Find each line holding the word "Челябинской" and give the total alone.

Dataset excerpt
──────

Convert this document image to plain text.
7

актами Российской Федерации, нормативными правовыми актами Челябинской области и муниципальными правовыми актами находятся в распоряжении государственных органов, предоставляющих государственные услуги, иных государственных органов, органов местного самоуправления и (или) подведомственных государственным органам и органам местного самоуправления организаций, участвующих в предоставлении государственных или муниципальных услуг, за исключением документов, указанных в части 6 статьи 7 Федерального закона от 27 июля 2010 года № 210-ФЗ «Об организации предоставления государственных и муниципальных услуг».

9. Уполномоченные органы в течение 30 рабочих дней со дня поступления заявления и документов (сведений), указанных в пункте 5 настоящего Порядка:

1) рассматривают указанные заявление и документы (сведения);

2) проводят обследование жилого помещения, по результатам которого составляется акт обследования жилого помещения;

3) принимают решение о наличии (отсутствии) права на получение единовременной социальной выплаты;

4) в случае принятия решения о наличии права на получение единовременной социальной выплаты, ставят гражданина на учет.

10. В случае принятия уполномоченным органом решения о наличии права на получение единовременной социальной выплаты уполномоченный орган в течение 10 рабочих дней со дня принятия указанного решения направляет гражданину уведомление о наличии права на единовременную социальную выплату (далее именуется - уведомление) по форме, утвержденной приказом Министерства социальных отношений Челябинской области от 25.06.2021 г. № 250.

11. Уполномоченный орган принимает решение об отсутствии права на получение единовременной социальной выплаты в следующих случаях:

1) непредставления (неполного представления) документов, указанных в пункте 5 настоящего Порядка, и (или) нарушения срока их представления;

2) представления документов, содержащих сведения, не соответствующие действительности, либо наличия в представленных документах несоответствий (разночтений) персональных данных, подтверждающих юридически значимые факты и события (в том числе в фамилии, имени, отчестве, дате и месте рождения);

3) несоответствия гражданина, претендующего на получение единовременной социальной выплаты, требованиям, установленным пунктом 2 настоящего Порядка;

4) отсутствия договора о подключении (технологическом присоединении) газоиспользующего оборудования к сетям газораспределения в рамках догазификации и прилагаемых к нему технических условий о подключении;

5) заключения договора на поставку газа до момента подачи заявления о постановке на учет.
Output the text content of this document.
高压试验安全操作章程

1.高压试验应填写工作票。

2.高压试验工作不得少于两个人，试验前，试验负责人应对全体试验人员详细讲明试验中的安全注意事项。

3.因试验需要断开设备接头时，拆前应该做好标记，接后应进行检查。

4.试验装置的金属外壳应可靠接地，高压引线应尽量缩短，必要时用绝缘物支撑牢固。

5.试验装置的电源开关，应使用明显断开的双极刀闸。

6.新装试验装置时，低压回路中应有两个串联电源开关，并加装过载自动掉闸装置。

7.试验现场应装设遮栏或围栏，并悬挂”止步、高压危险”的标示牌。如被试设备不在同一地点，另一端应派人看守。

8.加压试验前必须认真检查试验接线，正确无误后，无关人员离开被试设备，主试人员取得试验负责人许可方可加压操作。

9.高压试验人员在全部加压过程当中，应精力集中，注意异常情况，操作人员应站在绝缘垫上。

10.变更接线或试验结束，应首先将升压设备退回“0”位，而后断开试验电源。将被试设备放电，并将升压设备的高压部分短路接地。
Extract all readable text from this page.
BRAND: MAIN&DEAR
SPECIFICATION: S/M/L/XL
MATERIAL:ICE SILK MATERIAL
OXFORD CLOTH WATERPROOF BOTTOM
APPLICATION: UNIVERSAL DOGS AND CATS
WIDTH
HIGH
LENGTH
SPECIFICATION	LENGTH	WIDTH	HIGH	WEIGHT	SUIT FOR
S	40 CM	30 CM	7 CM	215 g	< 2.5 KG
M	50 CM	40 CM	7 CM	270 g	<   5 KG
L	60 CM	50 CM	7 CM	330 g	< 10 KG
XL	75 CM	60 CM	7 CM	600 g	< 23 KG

──────

## [Expected answer]
2